__TASK__: Copy the listing from its start through the line with "help-button[interactable]: ? [528,5,544,19]", switching every "interactable" to "clickable" and leaving all else unchanged.

───

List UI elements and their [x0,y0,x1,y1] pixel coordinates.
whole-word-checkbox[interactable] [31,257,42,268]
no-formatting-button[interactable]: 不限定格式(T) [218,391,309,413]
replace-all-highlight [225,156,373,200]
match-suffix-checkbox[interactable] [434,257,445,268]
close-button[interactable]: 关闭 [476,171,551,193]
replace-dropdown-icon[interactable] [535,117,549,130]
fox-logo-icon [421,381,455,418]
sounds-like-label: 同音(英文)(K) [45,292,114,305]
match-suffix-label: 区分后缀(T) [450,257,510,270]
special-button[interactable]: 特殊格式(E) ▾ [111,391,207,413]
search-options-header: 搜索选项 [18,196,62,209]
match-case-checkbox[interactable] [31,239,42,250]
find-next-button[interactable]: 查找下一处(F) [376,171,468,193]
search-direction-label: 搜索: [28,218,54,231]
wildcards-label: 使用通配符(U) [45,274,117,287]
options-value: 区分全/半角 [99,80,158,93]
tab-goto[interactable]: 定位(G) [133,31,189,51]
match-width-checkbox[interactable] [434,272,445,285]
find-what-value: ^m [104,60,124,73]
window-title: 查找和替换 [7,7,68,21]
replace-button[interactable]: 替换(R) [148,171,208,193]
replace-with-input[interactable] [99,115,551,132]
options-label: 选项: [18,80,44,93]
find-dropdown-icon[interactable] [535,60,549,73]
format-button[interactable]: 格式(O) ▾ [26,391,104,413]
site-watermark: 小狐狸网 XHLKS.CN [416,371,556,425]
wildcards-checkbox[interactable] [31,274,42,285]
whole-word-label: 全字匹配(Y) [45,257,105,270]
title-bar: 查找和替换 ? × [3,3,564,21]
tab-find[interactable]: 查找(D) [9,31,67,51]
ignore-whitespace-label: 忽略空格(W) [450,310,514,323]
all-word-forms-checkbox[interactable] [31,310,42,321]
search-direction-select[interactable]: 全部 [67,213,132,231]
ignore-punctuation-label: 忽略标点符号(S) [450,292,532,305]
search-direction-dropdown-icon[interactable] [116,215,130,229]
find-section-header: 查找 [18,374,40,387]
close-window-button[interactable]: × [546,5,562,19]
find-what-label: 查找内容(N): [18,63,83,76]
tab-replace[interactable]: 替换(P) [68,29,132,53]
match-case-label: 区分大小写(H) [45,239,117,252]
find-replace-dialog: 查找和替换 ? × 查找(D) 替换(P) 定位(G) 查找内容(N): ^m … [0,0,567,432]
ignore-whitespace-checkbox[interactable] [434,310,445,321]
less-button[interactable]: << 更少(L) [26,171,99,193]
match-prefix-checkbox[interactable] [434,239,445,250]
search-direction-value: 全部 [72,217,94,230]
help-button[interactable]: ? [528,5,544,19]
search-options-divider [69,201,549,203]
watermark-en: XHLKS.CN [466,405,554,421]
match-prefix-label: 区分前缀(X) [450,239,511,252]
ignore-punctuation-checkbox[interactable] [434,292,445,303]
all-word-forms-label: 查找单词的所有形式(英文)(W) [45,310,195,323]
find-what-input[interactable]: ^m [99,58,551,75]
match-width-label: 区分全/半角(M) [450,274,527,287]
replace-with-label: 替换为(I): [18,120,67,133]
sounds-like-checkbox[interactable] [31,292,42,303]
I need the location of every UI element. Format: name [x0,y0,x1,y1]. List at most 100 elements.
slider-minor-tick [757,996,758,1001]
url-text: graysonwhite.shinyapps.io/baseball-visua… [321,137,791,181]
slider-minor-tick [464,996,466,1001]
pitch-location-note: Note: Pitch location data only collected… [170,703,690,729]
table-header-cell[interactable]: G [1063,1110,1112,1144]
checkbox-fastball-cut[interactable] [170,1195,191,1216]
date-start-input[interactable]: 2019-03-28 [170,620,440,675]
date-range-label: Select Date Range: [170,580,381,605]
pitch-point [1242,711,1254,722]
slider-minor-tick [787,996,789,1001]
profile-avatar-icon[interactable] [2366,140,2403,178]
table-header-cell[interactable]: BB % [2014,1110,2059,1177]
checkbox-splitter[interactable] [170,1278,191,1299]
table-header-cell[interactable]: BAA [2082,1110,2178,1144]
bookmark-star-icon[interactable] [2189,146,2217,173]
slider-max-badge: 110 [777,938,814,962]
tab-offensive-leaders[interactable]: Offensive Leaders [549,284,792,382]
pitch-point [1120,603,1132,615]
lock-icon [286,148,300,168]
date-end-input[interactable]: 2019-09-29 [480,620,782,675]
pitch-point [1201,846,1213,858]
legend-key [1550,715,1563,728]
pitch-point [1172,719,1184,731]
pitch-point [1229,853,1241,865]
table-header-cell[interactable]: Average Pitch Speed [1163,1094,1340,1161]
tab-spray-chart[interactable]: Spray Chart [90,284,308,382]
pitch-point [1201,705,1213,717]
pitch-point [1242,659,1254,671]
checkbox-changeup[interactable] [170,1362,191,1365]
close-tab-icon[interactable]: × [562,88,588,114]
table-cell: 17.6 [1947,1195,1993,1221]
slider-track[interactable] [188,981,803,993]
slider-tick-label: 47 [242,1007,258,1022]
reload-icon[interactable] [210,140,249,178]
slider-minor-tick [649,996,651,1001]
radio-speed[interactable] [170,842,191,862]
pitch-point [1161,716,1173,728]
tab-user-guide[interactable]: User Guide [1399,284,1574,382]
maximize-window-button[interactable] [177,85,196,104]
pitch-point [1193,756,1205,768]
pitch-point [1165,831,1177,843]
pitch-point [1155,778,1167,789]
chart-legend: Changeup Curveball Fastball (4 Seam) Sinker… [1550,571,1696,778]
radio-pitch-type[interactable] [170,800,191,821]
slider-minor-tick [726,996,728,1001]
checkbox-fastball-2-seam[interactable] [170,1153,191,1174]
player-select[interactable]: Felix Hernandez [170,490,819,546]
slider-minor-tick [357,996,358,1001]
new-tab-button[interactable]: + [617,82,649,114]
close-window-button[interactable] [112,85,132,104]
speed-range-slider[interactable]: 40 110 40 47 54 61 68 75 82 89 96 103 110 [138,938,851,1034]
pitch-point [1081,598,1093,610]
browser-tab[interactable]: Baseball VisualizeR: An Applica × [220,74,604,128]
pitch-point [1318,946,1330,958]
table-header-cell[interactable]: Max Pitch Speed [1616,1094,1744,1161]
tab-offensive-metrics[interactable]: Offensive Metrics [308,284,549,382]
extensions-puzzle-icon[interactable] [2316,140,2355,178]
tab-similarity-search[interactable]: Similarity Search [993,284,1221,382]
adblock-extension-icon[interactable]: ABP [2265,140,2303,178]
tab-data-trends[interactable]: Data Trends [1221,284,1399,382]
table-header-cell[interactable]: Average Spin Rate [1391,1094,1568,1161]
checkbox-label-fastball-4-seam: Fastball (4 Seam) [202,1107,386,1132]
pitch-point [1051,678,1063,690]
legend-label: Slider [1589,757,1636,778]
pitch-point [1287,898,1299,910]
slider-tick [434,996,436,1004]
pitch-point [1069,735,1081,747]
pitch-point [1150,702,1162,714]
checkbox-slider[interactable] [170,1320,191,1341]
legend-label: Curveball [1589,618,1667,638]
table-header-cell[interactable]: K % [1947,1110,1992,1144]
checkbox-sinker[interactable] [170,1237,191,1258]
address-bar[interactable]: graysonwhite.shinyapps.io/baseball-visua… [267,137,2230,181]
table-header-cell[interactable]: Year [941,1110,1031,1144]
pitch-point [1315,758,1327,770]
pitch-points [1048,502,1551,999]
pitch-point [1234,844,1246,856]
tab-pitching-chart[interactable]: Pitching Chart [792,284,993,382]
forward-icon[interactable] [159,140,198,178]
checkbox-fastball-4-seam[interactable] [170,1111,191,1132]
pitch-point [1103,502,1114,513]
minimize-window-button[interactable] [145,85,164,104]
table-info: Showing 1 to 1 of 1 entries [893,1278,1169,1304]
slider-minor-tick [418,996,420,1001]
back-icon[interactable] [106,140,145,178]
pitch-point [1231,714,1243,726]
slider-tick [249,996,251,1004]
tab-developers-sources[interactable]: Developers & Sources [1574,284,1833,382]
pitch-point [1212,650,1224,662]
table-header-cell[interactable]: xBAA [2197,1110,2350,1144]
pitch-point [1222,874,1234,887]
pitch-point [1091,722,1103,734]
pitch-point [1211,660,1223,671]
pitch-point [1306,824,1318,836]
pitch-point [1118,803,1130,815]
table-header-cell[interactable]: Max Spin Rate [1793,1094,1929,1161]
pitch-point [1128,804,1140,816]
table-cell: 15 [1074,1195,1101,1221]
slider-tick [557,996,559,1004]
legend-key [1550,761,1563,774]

───

__OUTPUT FOR THIS EXERCISE__:
List UI elements and their [x0,y0,x1,y1] pixel coordinates.
whole-word-checkbox[clickable] [31,257,42,268]
no-formatting-button[clickable]: 不限定格式(T) [218,391,309,413]
replace-all-highlight [225,156,373,200]
match-suffix-checkbox[clickable] [434,257,445,268]
close-button[clickable]: 关闭 [476,171,551,193]
replace-dropdown-icon[clickable] [535,117,549,130]
fox-logo-icon [421,381,455,418]
sounds-like-label: 同音(英文)(K) [45,292,114,305]
match-suffix-label: 区分后缀(T) [450,257,510,270]
special-button[clickable]: 特殊格式(E) ▾ [111,391,207,413]
search-options-header: 搜索选项 [18,196,62,209]
match-case-checkbox[clickable] [31,239,42,250]
find-next-button[clickable]: 查找下一处(F) [376,171,468,193]
search-direction-label: 搜索: [28,218,54,231]
wildcards-label: 使用通配符(U) [45,274,117,287]
options-value: 区分全/半角 [99,80,158,93]
tab-goto[clickable]: 定位(G) [133,31,189,51]
match-width-checkbox[clickable] [434,272,445,285]
find-what-value: ^m [104,60,124,73]
window-title: 查找和替换 [7,7,68,21]
replace-button[clickable]: 替换(R) [148,171,208,193]
replace-with-input[clickable] [99,115,551,132]
options-label: 选项: [18,80,44,93]
find-dropdown-icon[clickable] [535,60,549,73]
format-button[clickable]: 格式(O) ▾ [26,391,104,413]
site-watermark: 小狐狸网 XHLKS.CN [416,371,556,425]
wildcards-checkbox[clickable] [31,274,42,285]
whole-word-label: 全字匹配(Y) [45,257,105,270]
title-bar: 查找和替换 ? × [3,3,564,21]
tab-find[clickable]: 查找(D) [9,31,67,51]
ignore-whitespace-label: 忽略空格(W) [450,310,514,323]
all-word-forms-checkbox[clickable] [31,310,42,321]
search-direction-select[clickable]: 全部 [67,213,132,231]
ignore-punctuation-label: 忽略标点符号(S) [450,292,532,305]
search-direction-dropdown-icon[clickable] [116,215,130,229]
find-section-header: 查找 [18,374,40,387]
close-window-button[clickable]: × [546,5,562,19]
find-what-label: 查找内容(N): [18,63,83,76]
tab-replace[clickable]: 替换(P) [68,29,132,53]
match-case-label: 区分大小写(H) [45,239,117,252]
find-replace-dialog: 查找和替换 ? × 查找(D) 替换(P) 定位(G) 查找内容(N): ^m … [0,0,567,432]
ignore-whitespace-checkbox[clickable] [434,310,445,321]
less-button[clickable]: << 更少(L) [26,171,99,193]
match-prefix-checkbox[clickable] [434,239,445,250]
search-direction-value: 全部 [72,217,94,230]
help-button[clickable]: ? [528,5,544,19]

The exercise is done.